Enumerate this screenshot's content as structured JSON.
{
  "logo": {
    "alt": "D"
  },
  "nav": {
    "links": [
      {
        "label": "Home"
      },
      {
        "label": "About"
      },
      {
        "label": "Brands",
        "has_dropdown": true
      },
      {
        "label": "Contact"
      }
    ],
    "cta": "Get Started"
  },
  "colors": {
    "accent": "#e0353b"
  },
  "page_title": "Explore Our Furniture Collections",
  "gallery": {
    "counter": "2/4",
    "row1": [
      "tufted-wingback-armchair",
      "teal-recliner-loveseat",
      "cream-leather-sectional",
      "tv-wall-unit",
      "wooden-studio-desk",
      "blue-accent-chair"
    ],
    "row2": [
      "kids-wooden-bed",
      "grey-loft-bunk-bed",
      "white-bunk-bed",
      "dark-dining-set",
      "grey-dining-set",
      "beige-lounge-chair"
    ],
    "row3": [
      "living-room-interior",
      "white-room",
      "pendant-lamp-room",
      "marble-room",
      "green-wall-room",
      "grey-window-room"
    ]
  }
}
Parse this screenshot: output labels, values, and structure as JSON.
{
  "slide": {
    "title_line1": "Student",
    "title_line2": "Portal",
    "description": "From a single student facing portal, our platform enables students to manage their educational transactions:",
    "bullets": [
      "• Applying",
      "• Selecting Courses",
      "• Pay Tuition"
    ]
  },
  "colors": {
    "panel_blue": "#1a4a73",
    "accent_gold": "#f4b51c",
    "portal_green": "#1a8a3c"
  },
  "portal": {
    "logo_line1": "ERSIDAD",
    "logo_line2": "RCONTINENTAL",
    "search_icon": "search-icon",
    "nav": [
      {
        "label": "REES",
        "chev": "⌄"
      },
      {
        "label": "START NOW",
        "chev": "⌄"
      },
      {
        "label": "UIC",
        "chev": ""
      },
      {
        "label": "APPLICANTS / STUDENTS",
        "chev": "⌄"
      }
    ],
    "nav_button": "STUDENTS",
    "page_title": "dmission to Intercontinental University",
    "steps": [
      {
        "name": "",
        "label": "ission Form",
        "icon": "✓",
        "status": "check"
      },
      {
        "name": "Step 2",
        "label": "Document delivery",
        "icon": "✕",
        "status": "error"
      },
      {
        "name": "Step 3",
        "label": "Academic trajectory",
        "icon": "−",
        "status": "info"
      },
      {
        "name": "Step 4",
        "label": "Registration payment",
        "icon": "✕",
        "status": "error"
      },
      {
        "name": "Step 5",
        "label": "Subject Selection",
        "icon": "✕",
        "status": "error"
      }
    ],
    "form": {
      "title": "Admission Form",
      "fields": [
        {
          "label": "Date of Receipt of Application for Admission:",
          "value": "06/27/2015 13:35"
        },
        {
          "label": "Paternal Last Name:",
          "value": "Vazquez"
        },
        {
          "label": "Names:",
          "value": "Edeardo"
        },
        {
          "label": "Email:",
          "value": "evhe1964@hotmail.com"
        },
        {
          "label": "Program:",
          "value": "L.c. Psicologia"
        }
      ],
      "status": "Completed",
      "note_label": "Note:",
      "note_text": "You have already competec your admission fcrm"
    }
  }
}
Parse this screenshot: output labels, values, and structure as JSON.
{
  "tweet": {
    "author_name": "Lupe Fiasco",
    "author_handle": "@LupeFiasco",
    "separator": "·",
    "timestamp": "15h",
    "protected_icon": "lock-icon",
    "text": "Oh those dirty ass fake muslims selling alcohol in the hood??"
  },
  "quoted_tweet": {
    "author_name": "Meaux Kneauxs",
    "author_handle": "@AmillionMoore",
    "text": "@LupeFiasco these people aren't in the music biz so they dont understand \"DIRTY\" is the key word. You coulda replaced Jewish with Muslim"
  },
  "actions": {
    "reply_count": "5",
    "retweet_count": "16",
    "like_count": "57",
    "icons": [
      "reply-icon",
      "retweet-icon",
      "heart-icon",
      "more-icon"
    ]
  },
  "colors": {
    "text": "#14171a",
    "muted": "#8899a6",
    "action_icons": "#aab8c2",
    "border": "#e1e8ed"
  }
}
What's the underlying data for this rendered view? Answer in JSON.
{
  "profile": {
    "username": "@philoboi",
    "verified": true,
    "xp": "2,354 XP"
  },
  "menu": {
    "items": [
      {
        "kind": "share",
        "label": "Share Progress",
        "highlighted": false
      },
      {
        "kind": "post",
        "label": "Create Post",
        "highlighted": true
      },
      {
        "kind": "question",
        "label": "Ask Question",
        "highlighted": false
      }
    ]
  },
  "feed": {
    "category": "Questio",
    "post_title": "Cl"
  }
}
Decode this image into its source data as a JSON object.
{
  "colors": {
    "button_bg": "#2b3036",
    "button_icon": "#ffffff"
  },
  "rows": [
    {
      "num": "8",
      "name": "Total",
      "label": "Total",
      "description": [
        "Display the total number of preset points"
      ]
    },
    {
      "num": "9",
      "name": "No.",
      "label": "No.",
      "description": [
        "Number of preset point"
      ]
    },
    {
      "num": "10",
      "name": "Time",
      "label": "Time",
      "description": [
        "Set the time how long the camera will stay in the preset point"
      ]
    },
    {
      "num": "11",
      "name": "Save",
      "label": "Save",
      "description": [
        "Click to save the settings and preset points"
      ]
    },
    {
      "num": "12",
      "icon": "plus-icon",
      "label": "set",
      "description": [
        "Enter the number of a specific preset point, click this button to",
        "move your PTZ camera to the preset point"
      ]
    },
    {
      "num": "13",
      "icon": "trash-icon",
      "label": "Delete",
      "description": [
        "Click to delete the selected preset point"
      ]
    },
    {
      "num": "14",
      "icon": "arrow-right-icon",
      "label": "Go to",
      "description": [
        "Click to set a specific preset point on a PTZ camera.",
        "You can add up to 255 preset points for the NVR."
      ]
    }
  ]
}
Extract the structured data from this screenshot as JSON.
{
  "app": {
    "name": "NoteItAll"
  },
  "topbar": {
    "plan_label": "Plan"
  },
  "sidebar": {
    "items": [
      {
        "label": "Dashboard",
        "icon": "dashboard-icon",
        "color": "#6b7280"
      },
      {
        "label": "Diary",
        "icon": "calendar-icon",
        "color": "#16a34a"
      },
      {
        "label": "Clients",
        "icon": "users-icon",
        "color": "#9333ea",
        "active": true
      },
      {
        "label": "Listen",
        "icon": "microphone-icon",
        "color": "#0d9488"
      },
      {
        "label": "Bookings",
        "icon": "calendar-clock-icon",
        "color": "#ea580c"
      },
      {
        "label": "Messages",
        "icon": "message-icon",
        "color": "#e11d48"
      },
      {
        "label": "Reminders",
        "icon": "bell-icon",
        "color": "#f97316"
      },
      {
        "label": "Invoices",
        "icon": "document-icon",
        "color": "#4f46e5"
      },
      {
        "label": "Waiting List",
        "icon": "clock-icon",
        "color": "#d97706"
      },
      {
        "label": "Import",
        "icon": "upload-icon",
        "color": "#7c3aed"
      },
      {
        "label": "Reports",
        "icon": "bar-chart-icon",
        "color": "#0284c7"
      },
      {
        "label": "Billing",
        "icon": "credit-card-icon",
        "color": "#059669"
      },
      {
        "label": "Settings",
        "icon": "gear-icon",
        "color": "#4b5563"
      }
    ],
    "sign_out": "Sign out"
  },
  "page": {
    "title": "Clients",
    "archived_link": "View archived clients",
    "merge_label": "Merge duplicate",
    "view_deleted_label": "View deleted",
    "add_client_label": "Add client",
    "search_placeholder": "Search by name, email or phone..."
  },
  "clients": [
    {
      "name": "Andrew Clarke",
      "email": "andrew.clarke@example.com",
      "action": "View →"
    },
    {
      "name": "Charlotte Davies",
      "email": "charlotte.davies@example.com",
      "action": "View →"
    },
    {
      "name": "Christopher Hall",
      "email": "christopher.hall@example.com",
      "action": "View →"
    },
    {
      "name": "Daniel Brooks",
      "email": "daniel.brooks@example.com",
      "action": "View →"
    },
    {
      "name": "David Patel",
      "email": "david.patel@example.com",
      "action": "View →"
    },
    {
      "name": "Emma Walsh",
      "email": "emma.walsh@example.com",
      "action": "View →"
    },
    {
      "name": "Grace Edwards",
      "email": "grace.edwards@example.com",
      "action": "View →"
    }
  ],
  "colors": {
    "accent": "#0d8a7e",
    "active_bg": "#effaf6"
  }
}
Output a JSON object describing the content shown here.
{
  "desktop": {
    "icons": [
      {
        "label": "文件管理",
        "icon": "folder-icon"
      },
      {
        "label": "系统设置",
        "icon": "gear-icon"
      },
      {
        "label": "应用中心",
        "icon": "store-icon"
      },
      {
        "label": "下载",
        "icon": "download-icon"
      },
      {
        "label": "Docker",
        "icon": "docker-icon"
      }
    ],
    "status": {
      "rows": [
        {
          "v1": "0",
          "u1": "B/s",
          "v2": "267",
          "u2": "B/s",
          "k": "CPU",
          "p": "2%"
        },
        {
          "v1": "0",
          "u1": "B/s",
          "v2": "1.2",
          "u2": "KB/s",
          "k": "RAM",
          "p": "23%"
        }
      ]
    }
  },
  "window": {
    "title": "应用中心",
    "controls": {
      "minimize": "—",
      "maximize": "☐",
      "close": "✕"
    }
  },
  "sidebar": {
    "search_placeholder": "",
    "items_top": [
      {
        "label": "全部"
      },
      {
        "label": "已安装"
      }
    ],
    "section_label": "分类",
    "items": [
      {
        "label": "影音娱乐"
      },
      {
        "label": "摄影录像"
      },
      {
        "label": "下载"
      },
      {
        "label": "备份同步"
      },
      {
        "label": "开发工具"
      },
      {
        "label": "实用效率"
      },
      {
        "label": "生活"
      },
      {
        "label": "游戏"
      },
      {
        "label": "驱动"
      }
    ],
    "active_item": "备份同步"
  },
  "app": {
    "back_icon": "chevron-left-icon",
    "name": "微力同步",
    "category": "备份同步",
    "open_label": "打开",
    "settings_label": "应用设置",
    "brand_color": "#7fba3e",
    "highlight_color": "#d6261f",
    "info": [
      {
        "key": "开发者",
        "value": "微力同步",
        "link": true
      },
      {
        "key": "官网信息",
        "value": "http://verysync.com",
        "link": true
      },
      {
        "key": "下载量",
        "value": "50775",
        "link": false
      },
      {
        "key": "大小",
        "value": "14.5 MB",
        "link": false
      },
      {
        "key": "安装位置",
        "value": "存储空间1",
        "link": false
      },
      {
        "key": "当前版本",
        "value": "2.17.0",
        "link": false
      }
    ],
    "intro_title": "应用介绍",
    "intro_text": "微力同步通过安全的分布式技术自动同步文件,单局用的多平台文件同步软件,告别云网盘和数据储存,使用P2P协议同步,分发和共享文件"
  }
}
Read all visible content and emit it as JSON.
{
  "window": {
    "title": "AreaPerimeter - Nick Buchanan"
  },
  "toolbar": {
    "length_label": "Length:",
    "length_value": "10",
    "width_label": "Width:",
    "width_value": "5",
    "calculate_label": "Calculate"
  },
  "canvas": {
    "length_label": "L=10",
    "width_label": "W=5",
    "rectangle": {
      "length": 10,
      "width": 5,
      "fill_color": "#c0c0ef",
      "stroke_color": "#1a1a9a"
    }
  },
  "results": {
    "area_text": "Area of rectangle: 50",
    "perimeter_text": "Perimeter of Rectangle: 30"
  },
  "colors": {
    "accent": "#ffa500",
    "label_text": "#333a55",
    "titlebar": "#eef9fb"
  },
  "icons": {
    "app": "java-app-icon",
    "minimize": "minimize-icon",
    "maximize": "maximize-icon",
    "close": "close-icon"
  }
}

Your task
Check every line in the material above for the string "screenshot", then give only the number of lines that have it.

Response to this task
4